* _What to do_:
Restate the full listing word for word and leave the pictures out.

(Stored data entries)
--

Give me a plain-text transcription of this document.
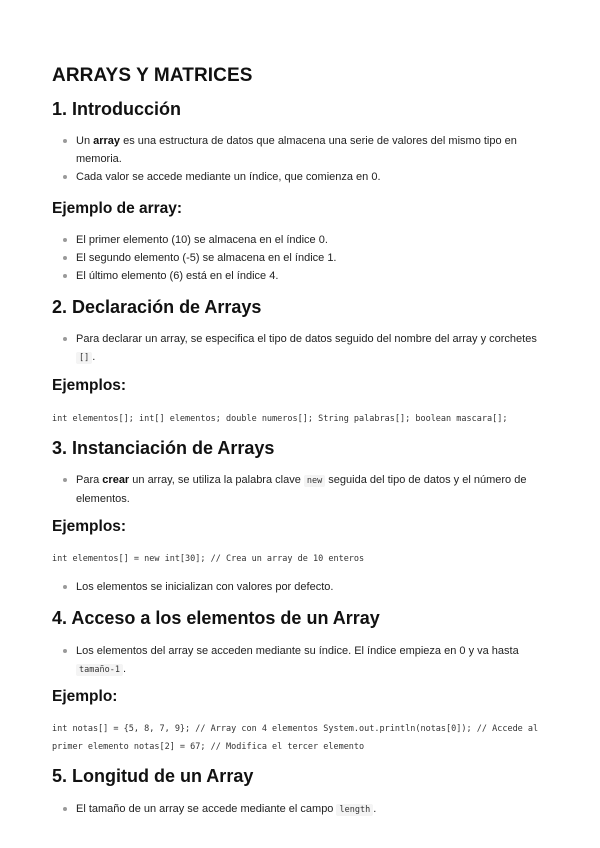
ARRAYS Y MATRICES
1. Introducción
Un array es una estructura de datos que almacena una serie de valores del mismo tipo en memoria.
Cada valor se accede mediante un índice, que comienza en 0.
Ejemplo de array:
El primer elemento (10) se almacena en el índice 0.
El segundo elemento (-5) se almacena en el índice 1.
El último elemento (6) está en el índice 4.
2. Declaración de Arrays
Para declarar un array, se especifica el tipo de datos seguido del nombre del array y corchetes [] .
Ejemplos:
int elementos[]; int[] elementos; double numeros[]; String palabras[]; boolean mascara[];
3. Instanciación de Arrays
Para crear un array, se utiliza la palabra clave new seguida del tipo de datos y el número de elementos.
Ejemplos:
int elementos[] = new int[30]; // Crea un array de 10 enteros
Los elementos se inicializan con valores por defecto.
4. Acceso a los elementos de un Array
Los elementos del array se acceden mediante su índice. El índice empieza en 0 y va hasta tamaño-1 .
Ejemplo:
int notas[] = {5, 8, 7, 9}; // Array con 4 elementos System.out.println(notas[0]); // Accede al primer elemento notas[2] = 67; // Modifica el tercer elemento
5. Longitud de un Array
El tamaño de un array se accede mediante el campo length .
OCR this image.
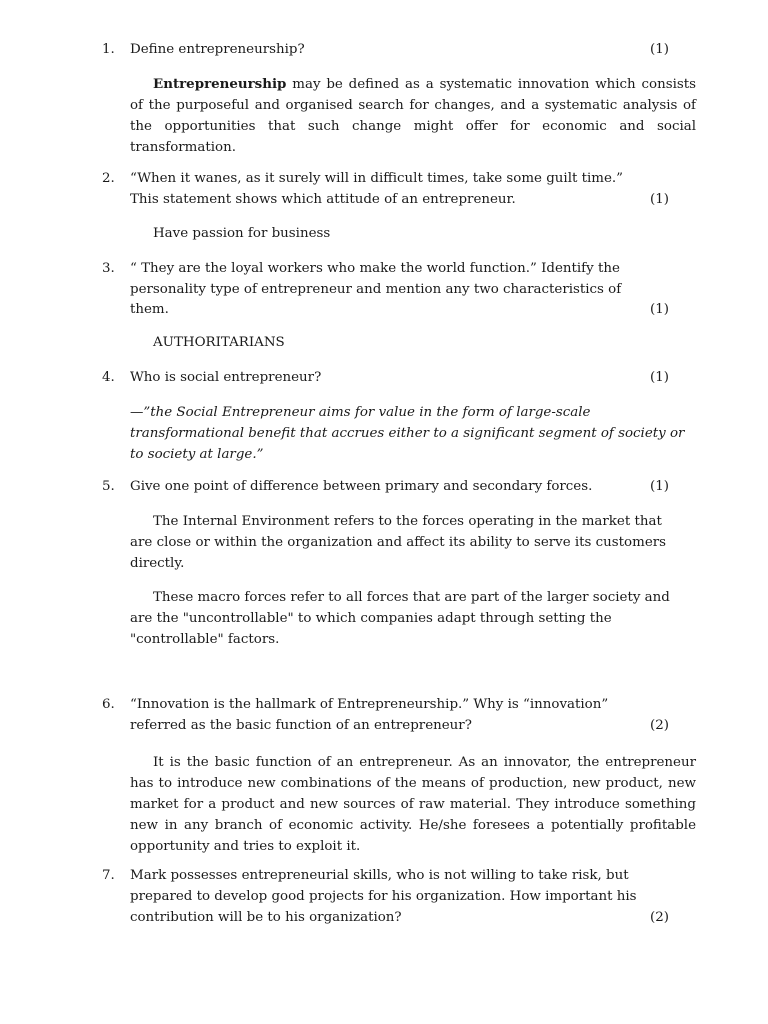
1. Define entrepreneurship?	(1)
Entrepreneurship may be defined as a systematic innovation which consists of the purposeful and organised search for changes, and a systematic analysis of the opportunities that such change might offer for economic and social transformation.
2. “When it wanes, as it surely will in difficult times, take some guilt time.”
This statement shows which attitude of an entrepreneur.	(1)
Have passion for business
3. “ They are the loyal workers who make the world function.” Identify the
personality type of entrepreneur and mention any two characteristics of
them.	(1)
AUTHORITARIANS
4. Who is social entrepreneur?	(1)
—”the Social Entrepreneur aims for value in the form of large-scale transformational benefit that accrues either to a significant segment of society or to society at large.”
5. Give one point of difference between primary and secondary forces.	(1)
The Internal Environment refers to the forces operating in the market that are close or within the organization and affect its ability to serve its customers directly.
These macro forces refer to all forces that are part of the larger society and are the "uncontrollable" to which companies adapt through setting the "controllable" factors.
6. “Innovation is the hallmark of Entrepreneurship.” Why is “innovation”
referred as the basic function of an entrepreneur?	(2)
It is the basic function of an entrepreneur. As an innovator, the entrepreneur has to introduce new combinations of the means of production, new product, new market for a product and new sources of raw material. They introduce something new in any branch of economic activity. He/she foresees a potentially profitable opportunity and tries to exploit it.
7. Mark possesses entrepreneurial skills, who is not willing to take risk, but
prepared to develop good projects for his organization. How important his
contribution will be to his organization?	(2)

--

* _Answer to the task_:
Give me a plain-text transcription of this document.
ARRAYS Y MATRICES
1. Introducción
Un array es una estructura de datos que almacena una serie de valores del mismo tipo en memoria.
Cada valor se accede mediante un índice, que comienza en 0.
Ejemplo de array:
El primer elemento (10) se almacena en el índice 0.
El segundo elemento (-5) se almacena en el índice 1.
El último elemento (6) está en el índice 4.
2. Declaración de Arrays
Para declarar un array, se especifica el tipo de datos seguido del nombre del array y corchetes [] .
Ejemplos:
int elementos[]; int[] elementos; double numeros[]; String palabras[]; boolean mascara[];
3. Instanciación de Arrays
Para crear un array, se utiliza la palabra clave new seguida del tipo de datos y el número de elementos.
Ejemplos:
int elementos[] = new int[30]; // Crea un array de 10 enteros
Los elementos se inicializan con valores por defecto.
4. Acceso a los elementos de un Array
Los elementos del array se acceden mediante su índice. El índice empieza en 0 y va hasta tamaño-1 .
Ejemplo:
int notas[] = {5, 8, 7, 9}; // Array con 4 elementos System.out.println(notas[0]); // Accede al primer elemento notas[2] = 67; // Modifica el tercer elemento
5. Longitud de un Array
El tamaño de un array se accede mediante el campo length .
OCR this image.
1. Define entrepreneurship?	(1)
Entrepreneurship may be defined as a systematic innovation which consists of the purposeful and organised search for changes, and a systematic analysis of the opportunities that such change might offer for economic and social transformation.
2. “When it wanes, as it surely will in difficult times, take some guilt time.”
This statement shows which attitude of an entrepreneur.	(1)
Have passion for business
3. “ They are the loyal workers who make the world function.” Identify the
personality type of entrepreneur and mention any two characteristics of
them.	(1)
AUTHORITARIANS
4. Who is social entrepreneur?	(1)
—”the Social Entrepreneur aims for value in the form of large-scale transformational benefit that accrues either to a significant segment of society or to society at large.”
5. Give one point of difference between primary and secondary forces.	(1)
The Internal Environment refers to the forces operating in the market that are close or within the organization and affect its ability to serve its customers directly.
These macro forces refer to all forces that are part of the larger society and are the "uncontrollable" to which companies adapt through setting the "controllable" factors.
6. “Innovation is the hallmark of Entrepreneurship.” Why is “innovation”
referred as the basic function of an entrepreneur?	(2)
It is the basic function of an entrepreneur. As an innovator, the entrepreneur has to introduce new combinations of the means of production, new product, new market for a product and new sources of raw material. They introduce something new in any branch of economic activity. He/she foresees a potentially profitable opportunity and tries to exploit it.
7. Mark possesses entrepreneurial skills, who is not willing to take risk, but
prepared to develop good projects for his organization. How important his
contribution will be to his organization?	(2)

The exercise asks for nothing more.